» Exercise requirements
Retype the complete listing exactly as it appears.
---------- Source records ----------
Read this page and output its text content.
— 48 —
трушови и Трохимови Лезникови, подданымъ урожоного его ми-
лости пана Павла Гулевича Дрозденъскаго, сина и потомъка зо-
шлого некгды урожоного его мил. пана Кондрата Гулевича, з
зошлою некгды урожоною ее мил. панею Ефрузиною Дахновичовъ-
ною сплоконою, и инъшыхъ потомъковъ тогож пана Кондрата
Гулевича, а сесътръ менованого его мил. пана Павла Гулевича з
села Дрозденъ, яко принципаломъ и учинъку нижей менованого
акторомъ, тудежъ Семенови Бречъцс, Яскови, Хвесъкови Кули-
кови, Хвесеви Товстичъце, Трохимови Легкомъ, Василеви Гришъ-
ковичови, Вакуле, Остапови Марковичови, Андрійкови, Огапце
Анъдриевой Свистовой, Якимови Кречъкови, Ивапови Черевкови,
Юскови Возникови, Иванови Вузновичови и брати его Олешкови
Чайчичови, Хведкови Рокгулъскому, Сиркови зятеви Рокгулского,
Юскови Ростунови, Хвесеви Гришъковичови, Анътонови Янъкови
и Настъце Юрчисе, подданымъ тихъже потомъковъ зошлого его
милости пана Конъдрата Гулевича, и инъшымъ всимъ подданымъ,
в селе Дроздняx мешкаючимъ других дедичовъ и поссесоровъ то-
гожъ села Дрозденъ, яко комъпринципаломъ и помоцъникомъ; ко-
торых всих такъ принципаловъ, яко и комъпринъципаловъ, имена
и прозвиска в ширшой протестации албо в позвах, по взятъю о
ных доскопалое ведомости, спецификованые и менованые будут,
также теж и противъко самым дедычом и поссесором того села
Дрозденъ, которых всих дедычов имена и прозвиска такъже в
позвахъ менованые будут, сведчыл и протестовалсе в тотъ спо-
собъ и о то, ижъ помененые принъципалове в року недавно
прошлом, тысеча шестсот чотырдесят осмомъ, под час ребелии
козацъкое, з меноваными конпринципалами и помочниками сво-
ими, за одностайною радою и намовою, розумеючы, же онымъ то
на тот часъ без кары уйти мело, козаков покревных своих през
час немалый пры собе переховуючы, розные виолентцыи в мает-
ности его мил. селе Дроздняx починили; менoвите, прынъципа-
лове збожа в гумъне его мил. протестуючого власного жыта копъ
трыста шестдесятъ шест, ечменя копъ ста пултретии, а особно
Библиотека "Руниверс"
----------
» Written answer
Read this page and output its text content.
— 48 —
трушови и Трохимови Лезникови, подданымъ урожоного его ми-
лости пана Павла Гулевича Дрозденъскаго, сина и потомъка зо-
шлого некгды урожоного его мил. пана Кондрата Гулевича, з
зошлою некгды урожоною ее мил. панею Ефрузиною Дахновичовъ-
ною сплоконою, и инъшыхъ потомъковъ тогож пана Кондрата
Гулевича, а сесътръ менованого его мил. пана Павла Гулевича з
села Дрозденъ, яко принципаломъ и учинъку нижей менованого
акторомъ, тудежъ Семенови Бречъцс, Яскови, Хвесъкови Кули-
кови, Хвесеви Товстичъце, Трохимови Легкомъ, Василеви Гришъ-
ковичови, Вакуле, Остапови Марковичови, Андрійкови, Огапце
Анъдриевой Свистовой, Якимови Кречъкови, Ивапови Черевкови,
Юскови Возникови, Иванови Вузновичови и брати его Олешкови
Чайчичови, Хведкови Рокгулъскому, Сиркови зятеви Рокгулского,
Юскови Ростунови, Хвесеви Гришъковичови, Анътонови Янъкови
и Настъце Юрчисе, подданымъ тихъже потомъковъ зошлого его
милости пана Конъдрата Гулевича, и инъшымъ всимъ подданымъ,
в селе Дроздняx мешкаючимъ других дедичовъ и поссесоровъ то-
гожъ села Дрозденъ, яко комъпринципаломъ и помоцъникомъ; ко-
торых всих такъ принципаловъ, яко и комъпринъципаловъ, имена
и прозвиска в ширшой протестации албо в позвах, по взятъю о
ных доскопалое ведомости, спецификованые и менованые будут,
также теж и противъко самым дедычом и поссесором того села
Дрозденъ, которых всих дедычов имена и прозвиска такъже в
позвахъ менованые будут, сведчыл и протестовалсе в тотъ спо-
собъ и о то, ижъ помененые принъципалове в року недавно
прошлом, тысеча шестсот чотырдесят осмомъ, под час ребелии
козацъкое, з меноваными конпринципалами и помочниками сво-
ими, за одностайною радою и намовою, розумеючы, же онымъ то
на тот часъ без кары уйти мело, козаков покревных своих през
час немалый пры собе переховуючы, розные виолентцыи в мает-
ности его мил. селе Дроздняx починили; менoвите, прынъципа-
лове збожа в гумъне его мил. протестуючого власного жыта копъ
трыста шестдесятъ шест, ечменя копъ ста пултретии, а особно
Библиотека "Руниверс"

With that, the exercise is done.